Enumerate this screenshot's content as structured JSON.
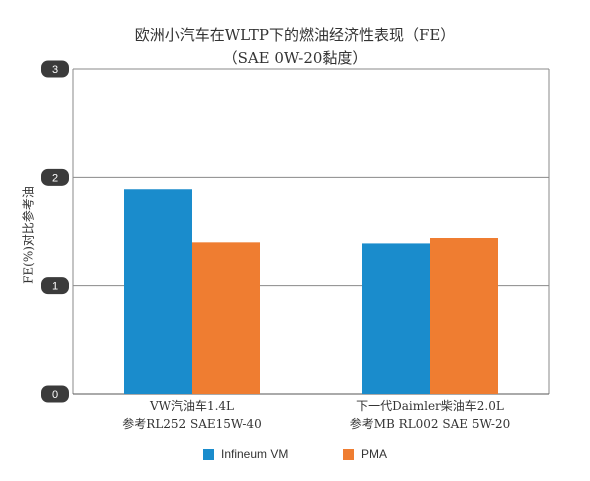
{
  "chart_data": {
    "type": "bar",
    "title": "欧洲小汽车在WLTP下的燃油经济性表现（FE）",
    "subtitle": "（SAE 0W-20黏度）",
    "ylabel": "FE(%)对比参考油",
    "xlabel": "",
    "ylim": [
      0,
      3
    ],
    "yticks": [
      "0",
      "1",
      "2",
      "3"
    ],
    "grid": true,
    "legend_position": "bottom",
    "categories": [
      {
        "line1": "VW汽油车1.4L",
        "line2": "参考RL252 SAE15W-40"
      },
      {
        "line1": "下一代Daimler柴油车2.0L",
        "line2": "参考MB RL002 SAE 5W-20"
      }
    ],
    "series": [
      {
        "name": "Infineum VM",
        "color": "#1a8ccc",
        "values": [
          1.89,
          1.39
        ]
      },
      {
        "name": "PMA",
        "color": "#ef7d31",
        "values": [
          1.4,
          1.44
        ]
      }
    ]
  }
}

········

*Task description*: The records above are to be reproduced exactly; the pictures are to be left out.

*Solution to this task*:
Enumerate this screenshot's content as structured JSON.
{
  "chart_data": {
    "type": "bar",
    "title": "欧洲小汽车在WLTP下的燃油经济性表现（FE）",
    "subtitle": "（SAE 0W-20黏度）",
    "ylabel": "FE(%)对比参考油",
    "xlabel": "",
    "ylim": [
      0,
      3
    ],
    "yticks": [
      "0",
      "1",
      "2",
      "3"
    ],
    "grid": true,
    "legend_position": "bottom",
    "categories": [
      {
        "line1": "VW汽油车1.4L",
        "line2": "参考RL252 SAE15W-40"
      },
      {
        "line1": "下一代Daimler柴油车2.0L",
        "line2": "参考MB RL002 SAE 5W-20"
      }
    ],
    "series": [
      {
        "name": "Infineum VM",
        "color": "#1a8ccc",
        "values": [
          1.89,
          1.39
        ]
      },
      {
        "name": "PMA",
        "color": "#ef7d31",
        "values": [
          1.4,
          1.44
        ]
      }
    ]
  }
}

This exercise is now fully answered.